# Selected extract
= = =

Rodney says: My kitten is only 18 weeks old and is an indoor; he loves it and I agree with this article. All you need is to supply your kit or cat with enough stimulus as the outside cat. Tange has a indoor gym that is rather inexpensive and keeps him interested since it has multiple levels and only cost me $32 at Target. I supply him with two windows where he can see outside and smile but still where he cannot push the screens out, which he did that a couple of times. I also have a fish on a fishing pole that I play with him every other day which gives him something to look forward too. He sleeps in my bed when he chooses and he loves to carried like a baby and stroked. He can get playfully aggressive but I let him run around and play with his other toys and if he attempts to surprise me I turn the tables and make sure he knows that clawing is certainly not cool.

Posted on July 24, 2008

Adryana Davila says: cats get good excersize by going outside and playing with another cat.

Posted on August 8, 2008

Brigitta says: I feel awfull for the poor cat. She is not using a litter box because she must have uti. Have to be checked by the Vet. I adopted a cat from the shelter and for a month I could not even get close to her. Now she sleeps with me. She doesn't like to picked up.

= = =

# Exercise objective
Set down word for word the stretch of the comments about indoor cats from "Adryana Davila says: cats" through "to picked up.".

# Information provided
= = =

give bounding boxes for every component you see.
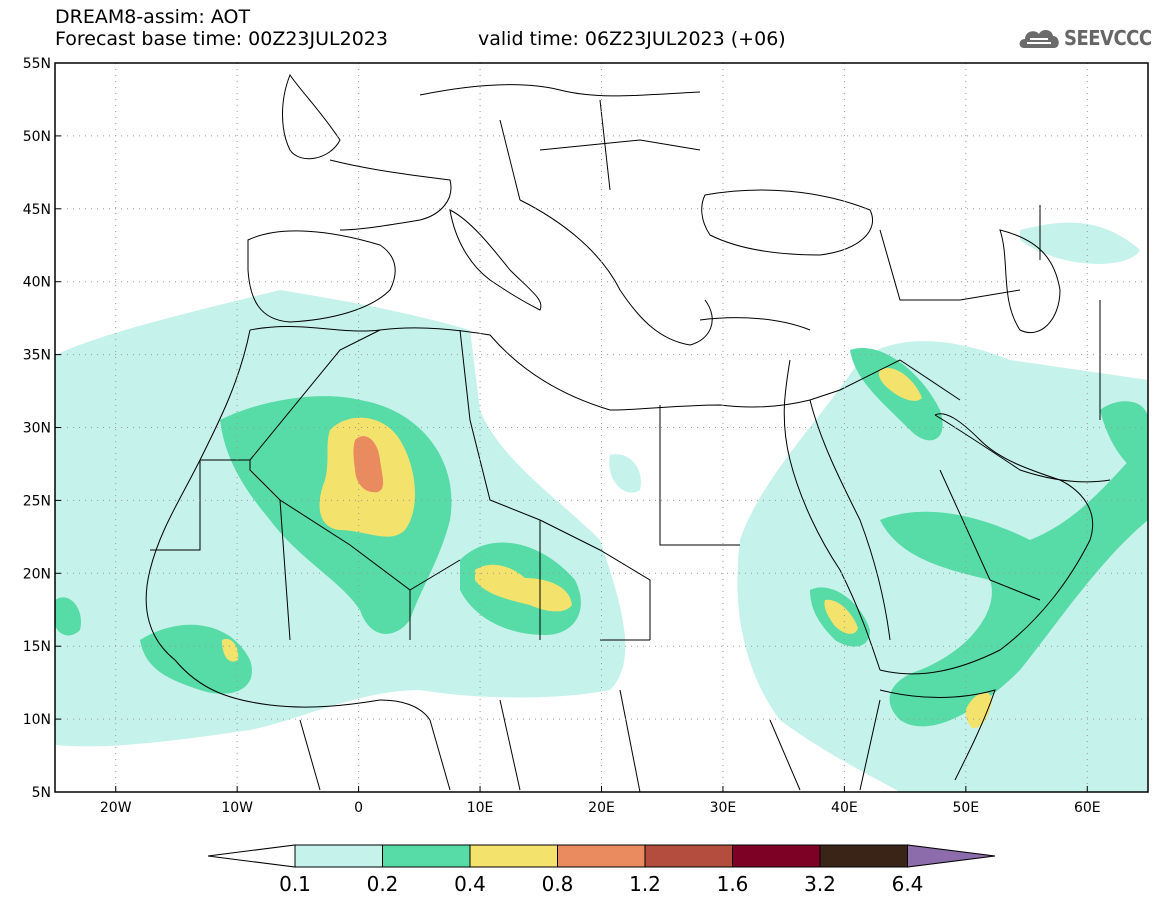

= = =

# Task output
Adryana Davila says: cats get good excersize by going outside and playing with another cat.

Posted on August 8, 2008

Brigitta says: I feel awfull for the poor cat. She is not using a litter box because she must have uti. Have to be checked by the Vet. I adopted a cat from the shelter and for a month I could not even get close to her. Now she sleeps with me. She doesn't like to picked up.